## GIVEN PROBLEM
Omit the images, then output each of the records below exactly.

## DATA PROVIDED

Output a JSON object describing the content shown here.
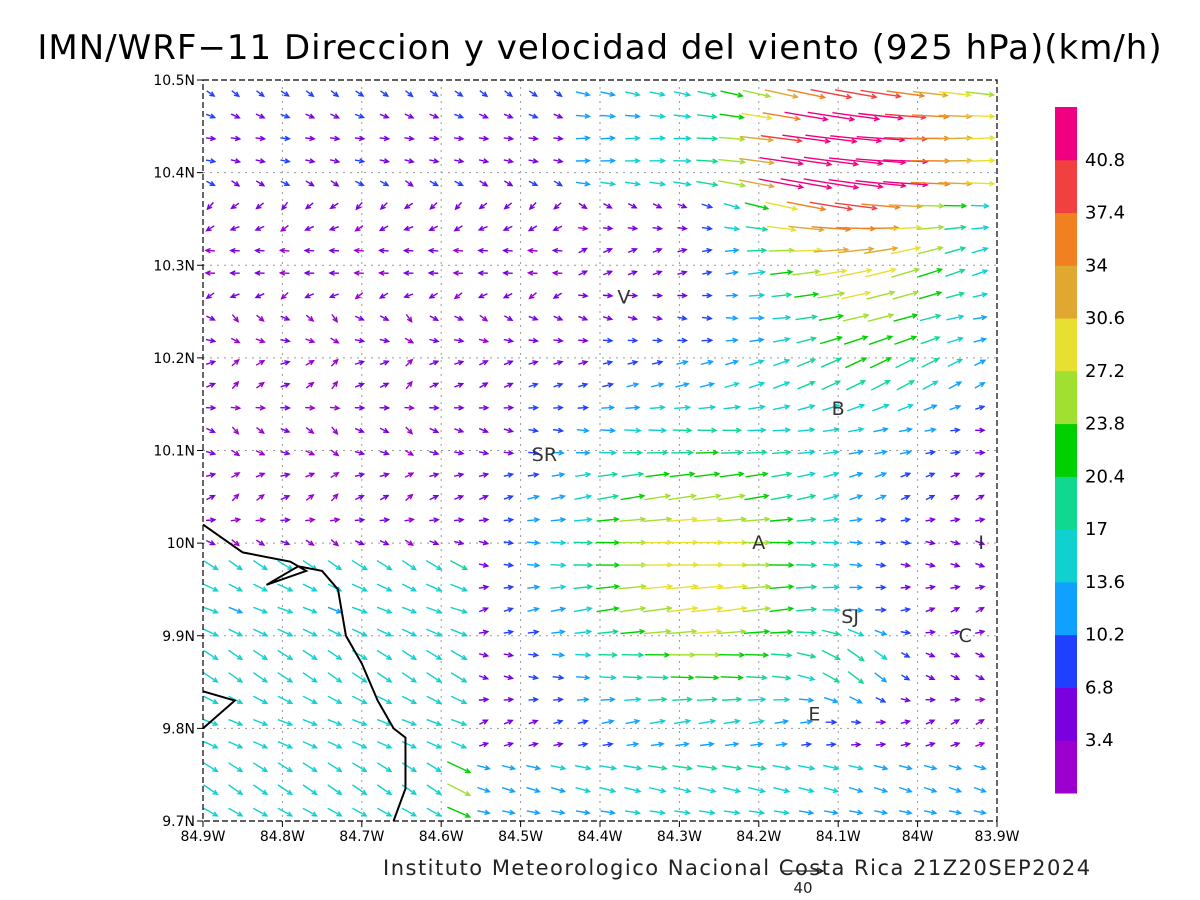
{
  "chart_data": {
    "type": "vector-field",
    "title": "IMN/WRF−11 Direccion y velocidad del viento (925 hPa)(km/h)",
    "credit": "Instituto Meteorologico Nacional Costa Rica  21Z20SEP2024",
    "x_ticks": [
      "84.9W",
      "84.8W",
      "84.7W",
      "84.6W",
      "84.5W",
      "84.4W",
      "84.3W",
      "84.2W",
      "84.1W",
      "84W",
      "83.9W"
    ],
    "y_ticks": [
      "10.5N",
      "10.4N",
      "10.3N",
      "10.2N",
      "10.1N",
      "10N",
      "9.9N",
      "9.8N",
      "9.7N"
    ],
    "xlim": [
      -84.9,
      -83.9
    ],
    "ylim": [
      9.7,
      10.5
    ],
    "grid": true,
    "reference_vector": {
      "label": "40",
      "value": 40
    },
    "colorbar": {
      "labels": [
        "3.4",
        "6.8",
        "10.2",
        "13.6",
        "17",
        "20.4",
        "23.8",
        "27.2",
        "30.6",
        "34",
        "37.4",
        "40.8"
      ],
      "colors": [
        "#9b00cf",
        "#7a00e0",
        "#2040ff",
        "#10a0ff",
        "#10d0d0",
        "#10d890",
        "#00d000",
        "#a0e030",
        "#e8e030",
        "#e0a830",
        "#f08020",
        "#f04040",
        "#f00080"
      ]
    },
    "places": [
      {
        "label": "V",
        "lon": -84.37,
        "lat": 10.265
      },
      {
        "label": "B",
        "lon": -84.1,
        "lat": 10.145
      },
      {
        "label": "SR",
        "lon": -84.47,
        "lat": 10.095
      },
      {
        "label": "A",
        "lon": -84.2,
        "lat": 10.0
      },
      {
        "label": "I",
        "lon": -83.92,
        "lat": 10.0
      },
      {
        "label": "SJ",
        "lon": -84.085,
        "lat": 9.92
      },
      {
        "label": "C",
        "lon": -83.94,
        "lat": 9.9
      },
      {
        "label": "E",
        "lon": -84.13,
        "lat": 9.815
      }
    ],
    "coastline": [
      [
        -84.9,
        10.02
      ],
      [
        -84.85,
        9.99
      ],
      [
        -84.79,
        9.98
      ],
      [
        -84.77,
        9.97
      ],
      [
        -84.82,
        9.955
      ],
      [
        -84.78,
        9.975
      ],
      [
        -84.75,
        9.97
      ],
      [
        -84.73,
        9.95
      ],
      [
        -84.72,
        9.9
      ],
      [
        -84.7,
        9.87
      ],
      [
        -84.68,
        9.83
      ],
      [
        -84.66,
        9.8
      ],
      [
        -84.645,
        9.79
      ],
      [
        -84.645,
        9.735
      ],
      [
        -84.66,
        9.7
      ]
    ],
    "coastline_b": [
      [
        -84.9,
        9.84
      ],
      [
        -84.86,
        9.83
      ],
      [
        -84.9,
        9.8
      ]
    ]
  }
}
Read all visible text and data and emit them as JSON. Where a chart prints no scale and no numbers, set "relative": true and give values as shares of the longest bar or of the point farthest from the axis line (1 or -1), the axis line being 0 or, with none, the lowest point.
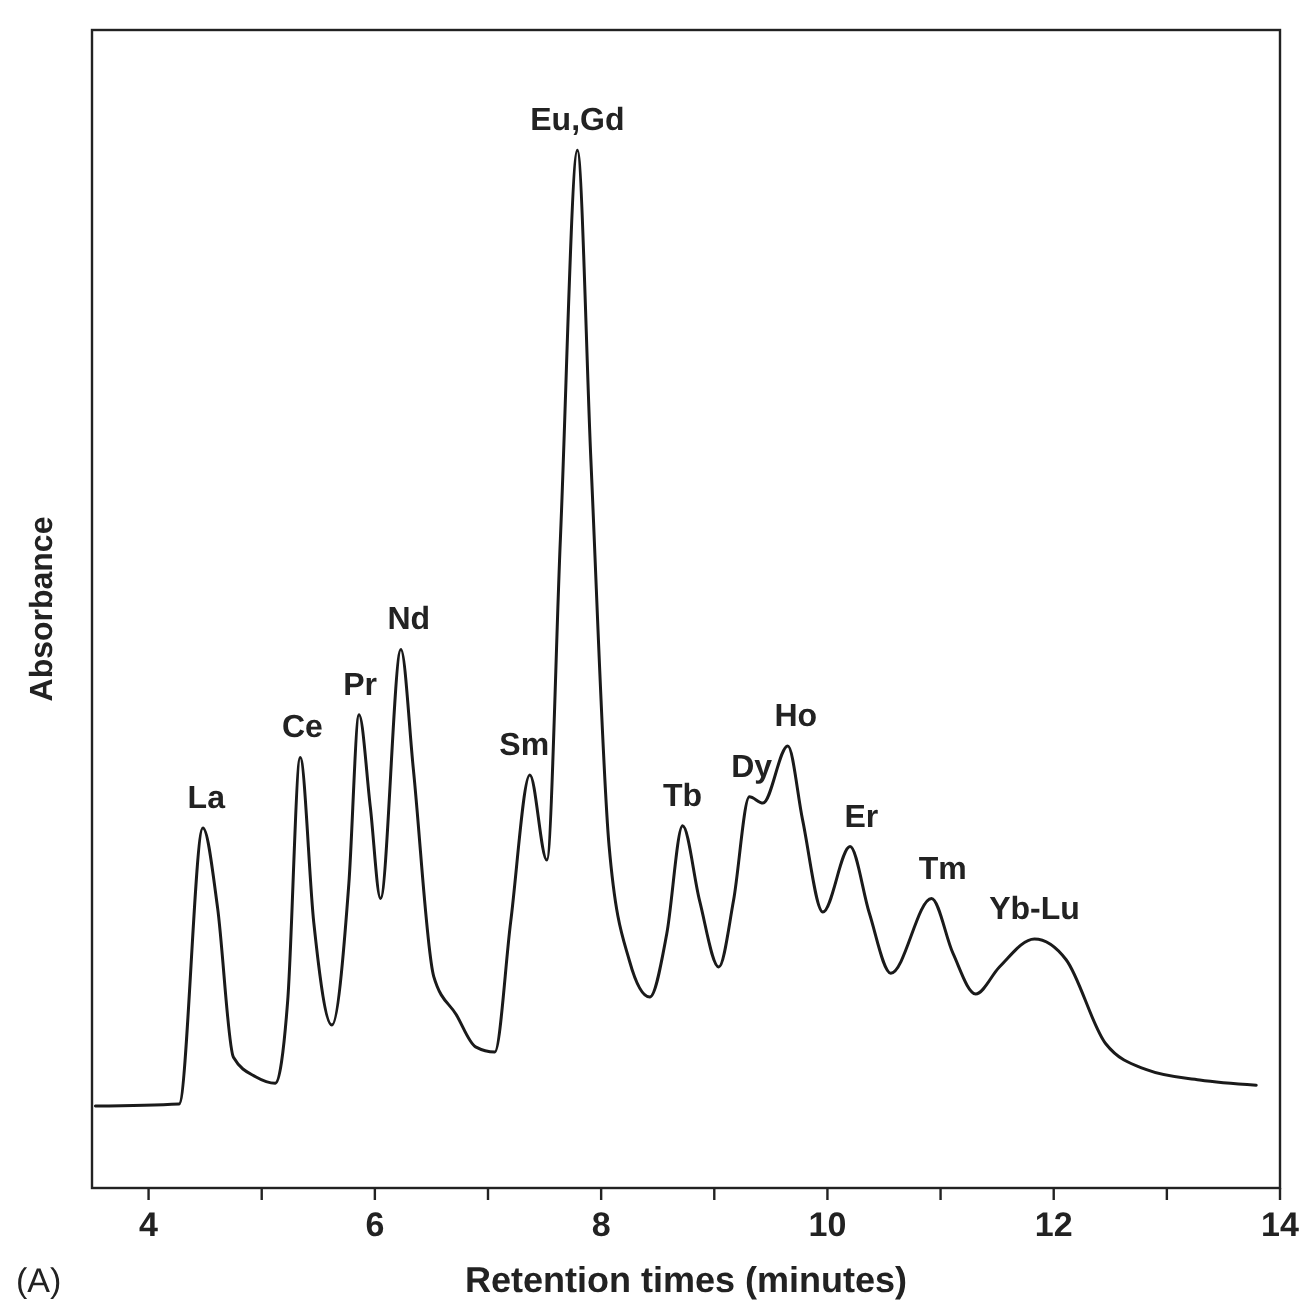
{
  "chart_data": {
    "type": "line",
    "xlabel": "Retention times (minutes)",
    "ylabel": "Absorbance",
    "relative": true,
    "tick_labels": "x",
    "xlim": [
      3.5,
      14
    ],
    "xticks": [
      4,
      {
        "value": 5,
        "label": null
      },
      6,
      {
        "value": 7,
        "label": null
      },
      8,
      {
        "value": 9,
        "label": null
      },
      10,
      {
        "value": 11,
        "label": null
      },
      12,
      {
        "value": 13,
        "label": null
      },
      14
    ],
    "series": [
      {
        "color": "#1a1a1a",
        "x": [
          3.53,
          4.27,
          4.48,
          4.61,
          4.75,
          4.95,
          5.12,
          5.23,
          5.34,
          5.46,
          5.62,
          5.77,
          5.86,
          5.96,
          6.05,
          6.23,
          6.34,
          6.52,
          6.72,
          6.89,
          7.06,
          7.2,
          7.37,
          7.52,
          7.64,
          7.79,
          7.91,
          8.07,
          8.25,
          8.43,
          8.58,
          8.72,
          8.87,
          9.04,
          9.17,
          9.31,
          9.43,
          9.65,
          9.78,
          9.96,
          10.2,
          10.37,
          10.56,
          10.92,
          11.11,
          11.31,
          11.52,
          11.83,
          12.11,
          12.46,
          12.82,
          13.29,
          13.79
        ],
        "values": [
          0.079,
          0.081,
          0.347,
          0.27,
          0.126,
          0.107,
          0.101,
          0.181,
          0.415,
          0.256,
          0.157,
          0.293,
          0.456,
          0.367,
          0.279,
          0.519,
          0.404,
          0.204,
          0.167,
          0.136,
          0.131,
          0.256,
          0.398,
          0.316,
          0.626,
          1.0,
          0.7,
          0.33,
          0.219,
          0.184,
          0.245,
          0.349,
          0.277,
          0.213,
          0.277,
          0.377,
          0.371,
          0.426,
          0.355,
          0.266,
          0.329,
          0.265,
          0.207,
          0.279,
          0.226,
          0.187,
          0.213,
          0.24,
          0.22,
          0.139,
          0.114,
          0.104,
          0.099
        ]
      }
    ],
    "annotations": [
      {
        "text": "La",
        "x": 4.51,
        "y": 0.347
      },
      {
        "text": "Ce",
        "x": 5.36,
        "y": 0.415
      },
      {
        "text": "Pr",
        "x": 5.87,
        "y": 0.456
      },
      {
        "text": "Nd",
        "x": 6.3,
        "y": 0.519
      },
      {
        "text": "Sm",
        "x": 7.32,
        "y": 0.398
      },
      {
        "text": "Eu,Gd",
        "x": 7.79,
        "y": 1.0
      },
      {
        "text": "Tb",
        "x": 8.72,
        "y": 0.349
      },
      {
        "text": "Dy",
        "x": 9.33,
        "y": 0.377
      },
      {
        "text": "Ho",
        "x": 9.72,
        "y": 0.426
      },
      {
        "text": "Er",
        "x": 10.3,
        "y": 0.329
      },
      {
        "text": "Tm",
        "x": 11.02,
        "y": 0.279
      },
      {
        "text": "Yb-Lu",
        "x": 11.83,
        "y": 0.24
      },
      "(A)"
    ]
  }
}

## RESPONSE FOR THIS EXERCISE
Output a JSON object describing the content shown here.
{
  "chart_data": {
    "type": "vector-field",
    "title": "IMN/WRF−11 Direccion y velocidad del viento (925 hPa)(km/h)",
    "credit": "Instituto Meteorologico Nacional Costa Rica  21Z20SEP2024",
    "x_ticks": [
      "84.9W",
      "84.8W",
      "84.7W",
      "84.6W",
      "84.5W",
      "84.4W",
      "84.3W",
      "84.2W",
      "84.1W",
      "84W",
      "83.9W"
    ],
    "y_ticks": [
      "10.5N",
      "10.4N",
      "10.3N",
      "10.2N",
      "10.1N",
      "10N",
      "9.9N",
      "9.8N",
      "9.7N"
    ],
    "xlim": [
      -84.9,
      -83.9
    ],
    "ylim": [
      9.7,
      10.5
    ],
    "grid": true,
    "reference_vector": {
      "label": "40",
      "value": 40
    },
    "colorbar": {
      "labels": [
        "3.4",
        "6.8",
        "10.2",
        "13.6",
        "17",
        "20.4",
        "23.8",
        "27.2",
        "30.6",
        "34",
        "37.4",
        "40.8"
      ],
      "colors": [
        "#9b00cf",
        "#7a00e0",
        "#2040ff",
        "#10a0ff",
        "#10d0d0",
        "#10d890",
        "#00d000",
        "#a0e030",
        "#e8e030",
        "#e0a830",
        "#f08020",
        "#f04040",
        "#f00080"
      ]
    },
    "places": [
      {
        "label": "V",
        "lon": -84.37,
        "lat": 10.265
      },
      {
        "label": "B",
        "lon": -84.1,
        "lat": 10.145
      },
      {
        "label": "SR",
        "lon": -84.47,
        "lat": 10.095
      },
      {
        "label": "A",
        "lon": -84.2,
        "lat": 10.0
      },
      {
        "label": "I",
        "lon": -83.92,
        "lat": 10.0
      },
      {
        "label": "SJ",
        "lon": -84.085,
        "lat": 9.92
      },
      {
        "label": "C",
        "lon": -83.94,
        "lat": 9.9
      },
      {
        "label": "E",
        "lon": -84.13,
        "lat": 9.815
      }
    ],
    "coastline": [
      [
        -84.9,
        10.02
      ],
      [
        -84.85,
        9.99
      ],
      [
        -84.79,
        9.98
      ],
      [
        -84.77,
        9.97
      ],
      [
        -84.82,
        9.955
      ],
      [
        -84.78,
        9.975
      ],
      [
        -84.75,
        9.97
      ],
      [
        -84.73,
        9.95
      ],
      [
        -84.72,
        9.9
      ],
      [
        -84.7,
        9.87
      ],
      [
        -84.68,
        9.83
      ],
      [
        -84.66,
        9.8
      ],
      [
        -84.645,
        9.79
      ],
      [
        -84.645,
        9.735
      ],
      [
        -84.66,
        9.7
      ]
    ],
    "coastline_b": [
      [
        -84.9,
        9.84
      ],
      [
        -84.86,
        9.83
      ],
      [
        -84.9,
        9.8
      ]
    ]
  }
}
Read all visible text and data and emit them as JSON. Where a chart prints no scale and no numbers, set "relative": true and give values as shares of the longest bar or of the point farthest from the axis line (1 or -1), the axis line being 0 or, with none, the lowest point.
{
  "chart_data": {
    "type": "line",
    "xlabel": "Retention times (minutes)",
    "ylabel": "Absorbance",
    "relative": true,
    "tick_labels": "x",
    "xlim": [
      3.5,
      14
    ],
    "xticks": [
      4,
      {
        "value": 5,
        "label": null
      },
      6,
      {
        "value": 7,
        "label": null
      },
      8,
      {
        "value": 9,
        "label": null
      },
      10,
      {
        "value": 11,
        "label": null
      },
      12,
      {
        "value": 13,
        "label": null
      },
      14
    ],
    "series": [
      {
        "color": "#1a1a1a",
        "x": [
          3.53,
          4.27,
          4.48,
          4.61,
          4.75,
          4.95,
          5.12,
          5.23,
          5.34,
          5.46,
          5.62,
          5.77,
          5.86,
          5.96,
          6.05,
          6.23,
          6.34,
          6.52,
          6.72,
          6.89,
          7.06,
          7.2,
          7.37,
          7.52,
          7.64,
          7.79,
          7.91,
          8.07,
          8.25,
          8.43,
          8.58,
          8.72,
          8.87,
          9.04,
          9.17,
          9.31,
          9.43,
          9.65,
          9.78,
          9.96,
          10.2,
          10.37,
          10.56,
          10.92,
          11.11,
          11.31,
          11.52,
          11.83,
          12.11,
          12.46,
          12.82,
          13.29,
          13.79
        ],
        "values": [
          0.079,
          0.081,
          0.347,
          0.27,
          0.126,
          0.107,
          0.101,
          0.181,
          0.415,
          0.256,
          0.157,
          0.293,
          0.456,
          0.367,
          0.279,
          0.519,
          0.404,
          0.204,
          0.167,
          0.136,
          0.131,
          0.256,
          0.398,
          0.316,
          0.626,
          1.0,
          0.7,
          0.33,
          0.219,
          0.184,
          0.245,
          0.349,
          0.277,
          0.213,
          0.277,
          0.377,
          0.371,
          0.426,
          0.355,
          0.266,
          0.329,
          0.265,
          0.207,
          0.279,
          0.226,
          0.187,
          0.213,
          0.24,
          0.22,
          0.139,
          0.114,
          0.104,
          0.099
        ]
      }
    ],
    "annotations": [
      {
        "text": "La",
        "x": 4.51,
        "y": 0.347
      },
      {
        "text": "Ce",
        "x": 5.36,
        "y": 0.415
      },
      {
        "text": "Pr",
        "x": 5.87,
        "y": 0.456
      },
      {
        "text": "Nd",
        "x": 6.3,
        "y": 0.519
      },
      {
        "text": "Sm",
        "x": 7.32,
        "y": 0.398
      },
      {
        "text": "Eu,Gd",
        "x": 7.79,
        "y": 1.0
      },
      {
        "text": "Tb",
        "x": 8.72,
        "y": 0.349
      },
      {
        "text": "Dy",
        "x": 9.33,
        "y": 0.377
      },
      {
        "text": "Ho",
        "x": 9.72,
        "y": 0.426
      },
      {
        "text": "Er",
        "x": 10.3,
        "y": 0.329
      },
      {
        "text": "Tm",
        "x": 11.02,
        "y": 0.279
      },
      {
        "text": "Yb-Lu",
        "x": 11.83,
        "y": 0.24
      },
      "(A)"
    ]
  }
}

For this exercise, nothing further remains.